* [PROBLEM DETAILS]: Report each line of the entries that includes "otros" by copying it.

* [DATA IN THIS EXERCISE]:
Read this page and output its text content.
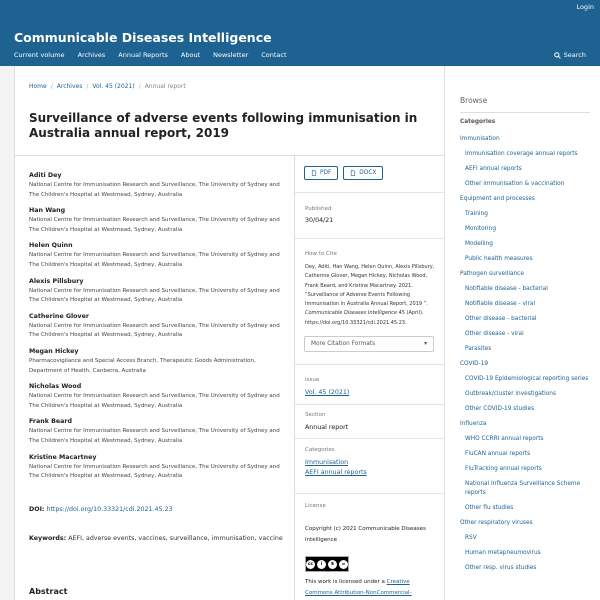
Login
Communicable Diseases Intelligence
Current volume Archives Annual Reports About Newsletter Contact	Search
Home / Archives / Vol. 45 (2021) / Annual report
Surveillance of adverse events following immunisation in Australia annual report, 2019
Aditi Dey
National Centre for Immunisation Research and Surveillance, The University of Sydney and The Children's Hospital at Westmead, Sydney, Australia
Han Wang
National Centre for Immunisation Research and Surveillance, The University of Sydney and The Children's Hospital at Westmead, Sydney, Australia
Helen Quinn
National Centre for Immunisation Research and Surveillance, The University of Sydney and The Children's Hospital at Westmead, Sydney, Australia
Alexis Pillsbury
National Centre for Immunisation Research and Surveillance, The University of Sydney and The Children's Hospital at Westmead, Sydney, Australia
Catherine Glover
National Centre for Immunisation Research and Surveillance, The University of Sydney and The Children's Hospital at Westmead, Sydney, Australia
Megan Hickey
Pharmacovigilance and Special Access Branch, Therapeutic Goods Administration, Department of Health, Canberra, Australia
Nicholas Wood
National Centre for Immunisation Research and Surveillance, The University of Sydney and The Children's Hospital at Westmead, Sydney, Australia
Frank Beard
National Centre for Immunisation Research and Surveillance, The University of Sydney and The Children's Hospital at Westmead, Sydney, Australia
Kristine Macartney
National Centre for Immunisation Research and Surveillance, The University of Sydney and The Children's Hospital at Westmead, Sydney, Australia
DOI: https://doi.org/10.33321/cdi.2021.45.23
Keywords: AEFI, adverse events, vaccines, surveillance, immunisation, vaccine
Abstract
PDF	DOCX
Published
30/04/21
How to Cite
Dey, Aditi, Han Wang, Helen Quinn, Alexis Pillsbury, Catherine Glover, Megan Hickey, Nicholas Wood, Frank Beard, and Kristine Macartney. 2021. “Surveillance of Adverse Events Following Immunisation in Australia Annual Report, 2019 ”. Communicable Diseases Intelligence 45 (April). https://doi.org/10.33321/cdi.2021.45.23.
More Citation Formats	▾
Issue
Vol. 45 (2021)
Section
Annual report
Categories
Immunisation
AEFI annual reports
License
Copyright (c) 2021 Communicable Diseases Intelligence
cc	i	$	=
This work is licensed under a Creative Commons Attribution-NonCommercial-
Browse
Categories
Immunisation
Immunisation coverage annual reports
AEFI annual reports
Other immunisation & vaccination
Equipment and processes
Training
Monitoring
Modelling
Public health measures
Pathogen surveillance
Notifiable disease - bacterial
Notifiable disease - viral
Other disease - bacterial
Other disease - viral
Parasites
COVID-19
COVID-19 Epidemiological reporting series
Outbreak/cluster investigations
Other COVID-19 studies
Influenza
WHO CCRRI annual reports
FluCAN annual reports
FluTracking annual reports
National Influenza Surveillance Scheme reports
Other flu studies
Other respiratory viruses
RSV
Human metapneumovirus
Other resp. virus studies
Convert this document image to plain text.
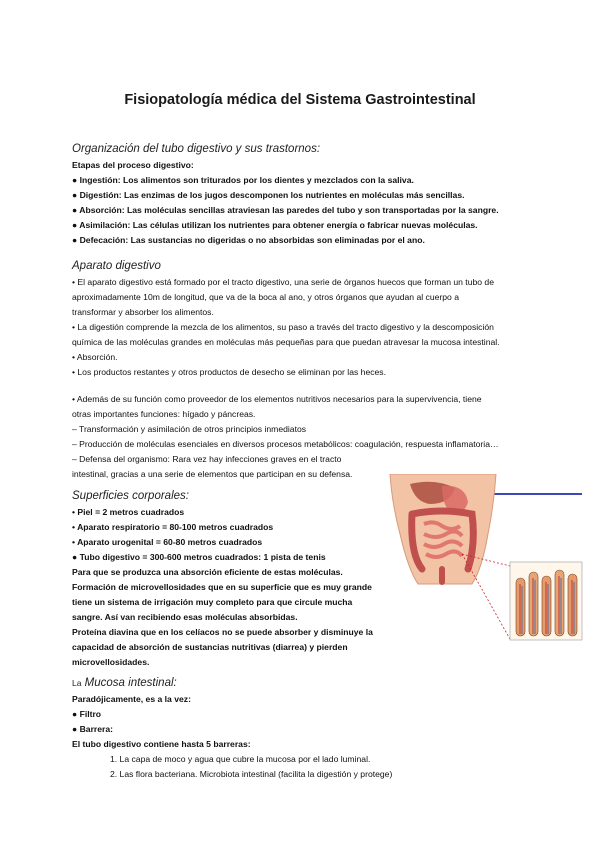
Fisiopatología médica del Sistema Gastrointestinal
Organización del tubo digestivo y sus trastornos:
Etapas del proceso digestivo:
● Ingestión: Los alimentos son triturados por los dientes y mezclados con la saliva.
● Digestión: Las enzimas de los jugos descomponen los nutrientes en moléculas más sencillas.
● Absorción: Las moléculas sencillas atraviesan las paredes del tubo y son transportadas por la sangre.
● Asimilación: Las células utilizan los nutrientes para obtener energía o fabricar nuevas moléculas.
● Defecación: Las sustancias no digeridas o no absorbidas son eliminadas por el ano.
Aparato digestivo
• El aparato digestivo está formado por el tracto digestivo, una serie de órganos huecos que forman un tubo de
aproximadamente 10m de longitud, que va de la boca al ano, y otros órganos que ayudan al cuerpo a
transformar y absorber los alimentos.
• La digestión comprende la mezcla de los alimentos, su paso a través del tracto digestivo y la descomposición
química de las moléculas grandes en moléculas más pequeñas para que puedan atravesar la mucosa intestinal.
• Absorción.
• Los productos restantes y otros productos de desecho se eliminan por las heces.
• Además de su función como proveedor de los elementos nutritivos necesarios para la supervivencia, tiene
otras importantes funciones: hígado y páncreas.
– Transformación y asimilación de otros principios inmediatos
– Producción de moléculas esenciales en diversos procesos metabólicos: coagulación, respuesta inflamatoria…
– Defensa del organismo: Rara vez hay infecciones graves en el tracto
intestinal, gracias a una serie de elementos que participan en su defensa.
Superficies corporales:
• Piel = 2 metros cuadrados
• Aparato respiratorio = 80-100 metros cuadrados
• Aparato urogenital = 60-80 metros cuadrados
● Tubo digestivo = 300-600 metros cuadrados: 1 pista de tenis
Para que se produzca una absorción eficiente de estas moléculas.
Formación de microvellosidades que en su superficie que es muy grande
tiene un sistema de irrigación muy completo para que circule mucha
sangre. Así van recibiendo esas moléculas absorbidas.
Proteína diavina que en los celíacos no se puede absorber y disminuye la
capacidad de absorción de sustancias nutritivas (diarrea) y pierden
microvellosidades.
La Mucosa intestinal:
Paradójicamente, es a la vez:
● Filtro
● Barrera:
El tubo digestivo contiene hasta 5 barreras:
1. La capa de moco y agua que cubre la mucosa por el lado luminal.
2. Las flora bacteriana. Microbiota intestinal (facilita la digestión y protege)
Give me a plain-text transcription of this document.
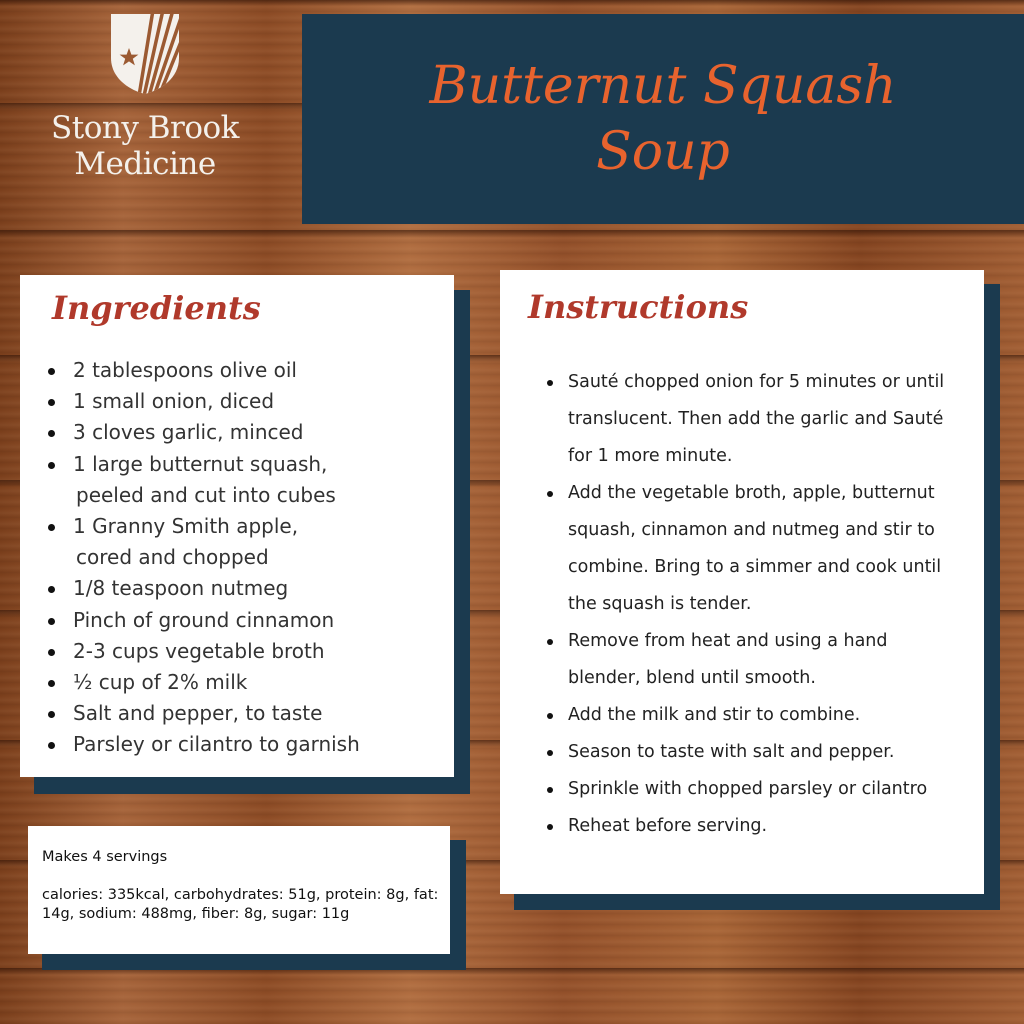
Stony Brook
Medicine
Butternut Squash
Soup
Ingredients
2 tablespoons olive oil
1 small onion, diced
3 cloves garlic, minced
1 large butternut squash,
peeled and cut into cubes
1 Granny Smith apple,
cored and chopped
1/8 teaspoon nutmeg
Pinch of ground cinnamon
2-3 cups vegetable broth
½ cup of 2% milk
Salt and pepper, to taste
Parsley or cilantro to garnish
Makes 4 servings
calories: 335kcal, carbohydrates: 51g, protein: 8g, fat: 14g, sodium: 488mg, fiber: 8g, sugar: 11g
Instructions
Sauté chopped onion for 5 minutes or until translucent. Then add the garlic and Sauté for 1 more minute.
Add the vegetable broth, apple, butternut squash, cinnamon and nutmeg and stir to combine. Bring to a simmer and cook until the squash is tender.
Remove from heat and using a hand blender, blend until smooth.
Add the milk and stir to combine.
Season to taste with salt and pepper.
Sprinkle with chopped parsley or cilantro
Reheat before serving.
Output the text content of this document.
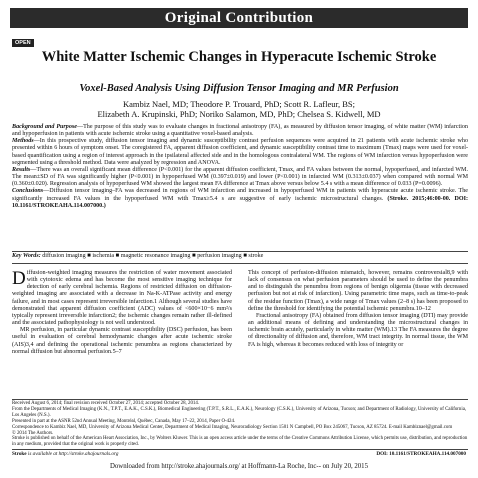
Original Contribution
OPEN
White Matter Ischemic Changes in Hyperacute Ischemic Stroke
Voxel-Based Analysis Using Diffusion Tensor Imaging and MR Perfusion
Kambiz Nael, MD; Theodore P. Trouard, PhD; Scott R. Lafleur, BS;
Elizabeth A. Krupinski, PhD; Noriko Salamon, MD, PhD; Chelsea S. Kidwell, MD

Background and Purpose—The purpose of this study was to evaluate changes in fractional anisotropy (FA), as measured by diffusion tensor imaging, of white matter (WM) infarction and hypoperfusion in patients with acute ischemic stroke using a quantitative voxel-based analysis.

Methods—In this prospective study, diffusion tensor imaging and dynamic susceptibility contrast perfusion sequences were acquired in 21 patients with acute ischemic stroke who presented within 6 hours of symptom onset. The coregistered FA, apparent diffusion coefficient, and dynamic susceptibility contrast time to maximum (Tmax) maps were used for voxel-based quantification using a region of interest approach in the ipsilateral affected side and in the homologous contralateral WM. The regions of WM infarction versus hypoperfusion were segmented using a threshold method. Data were analyzed by regression and ANOVA.

Results—There was an overall significant mean difference (P<0.001) for the apparent diffusion coefficient, Tmax, and FA values between the normal, hypoperfused, and infarcted WM. The mean±SD of FA was significantly higher (P<0.001) in hypoperfused WM (0.397±0.019) and lower (P<0.001) in infarcted WM (0.313±0.037) when compared with normal WM (0.360±0.020). Regression analysis of hypoperfused WM showed the largest mean FA difference at Tmax above versus below 5.4 s with a mean difference of 0.033 (P=0.0096).

Conclusions—Diffusion tensor imaging–FA was decreased in regions of WM infarction and increased in hypoperfused WM in patients with hyperacute acute ischemic stroke. The significantly increased FA values in the hypoperfused WM with Tmax≥5.4 s are suggestive of early ischemic microstructural changes. (Stroke. 2015;46:00-00. DOI: 10.1161/STROKEAHA.114.007000.)

Key Words: diffusion imaging ■ ischemia ■ magnetic resonance imaging ■ perfusion imaging ■ stroke

Diffusion-weighted imaging measures the restriction of water movement associated with cytotoxic edema and has become the most sensitive imaging technique for detection of early cerebral ischemia. Regions of restricted diffusion on diffusion-weighted imaging are associated with a decrease in Na-K-ATPase activity and energy failure, and in most cases represent irreversible infarction.1 Although several studies have demonstrated that apparent diffusion coefficient (ADC) values of <600×10−6 mm²/s typically represent irreversible infarction2; the ischemic changes remain rather ill-defined and the associated pathophysiology is not well understood.

MR perfusion, in particular dynamic contrast susceptibility (DSC) perfusion, has been useful in evaluation of cerebral hemodynamic changes after acute ischemic stroke (AIS)3,4 and defining the operational ischemic penumbra as regions characterized by normal diffusion but abnormal perfusion.5–7

This concept of perfusion-diffusion mismatch, however, remains controversial8,9 with lack of consensus on what perfusion parameters should be used to define the penumbra and to distinguish the penumbra from regions of benign oligemia (tissue with decreased perfusion but not at risk of infarction). Using parametric time maps, such as time-to-peak of the residue function (Tmax), a wide range of Tmax values (2–8 s) has been proposed to define the threshold for identifying the potential ischemic penumbra.10–12

Fractional anisotropy (FA) obtained from diffusion tensor imaging (DTI) may provide an additional means of defining and understanding the microstructural changes in ischemic brain acutely, particularly in white matter (WM).13 The FA measures the degree of directionality of diffusion and, therefore, WM tract integrity. In normal tissue, the WM FA is high, whereas it becomes reduced with loss of integrity or

Received August 6, 2014; final revision received October 27, 2014; accepted October 28, 2014.
From the Departments of Medical Imaging (K.N., T.P.T., E.A.K., C.S.K.), Biomedical Engineering (T.P.T., S.R.L., E.A.K.), Neurology (C.S.K.), University of Arizona, Tucson; and Department of Radiology, University of California, Los Angeles (N.S.).
Presented in part at the ASNR 52nd Annual Meeting, Montréal, Québec, Canada, May 17–22, 2014, Paper O-424.
Correspondence to Kambiz Nael, MD, University of Arizona Medical Center, Department of Medical Imaging, Neuroradiology Section 1501 N Campbell, PO Box 245067, Tucson, AZ 85724. E-mail Kambiznael@gmail.com
© 2014 The Authors.
Stroke is published on behalf of the American Heart Association, Inc., by Wolters Kluwer. This is an open access article under the terms of the Creative Commons Attribution License, which permits use, distribution, and reproduction in any medium, provided that the original work is properly cited.
Stroke is available at http://stroke.ahajournals.org	DOI: 10.1161/STROKEAHA.114.007000
Downloaded from http://stroke.ahajournals.org/ at Hoffmann-La Roche, Inc-- on July 20, 2015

* [EXERCISE ANSWER]:
aproximadamente 10m de longitud, que va de la boca al ano, y otros órganos que ayudan al cuerpo a
• Los productos restantes y otros productos de desecho se eliminan por las heces.
– Transformación y asimilación de otros principios inmediatos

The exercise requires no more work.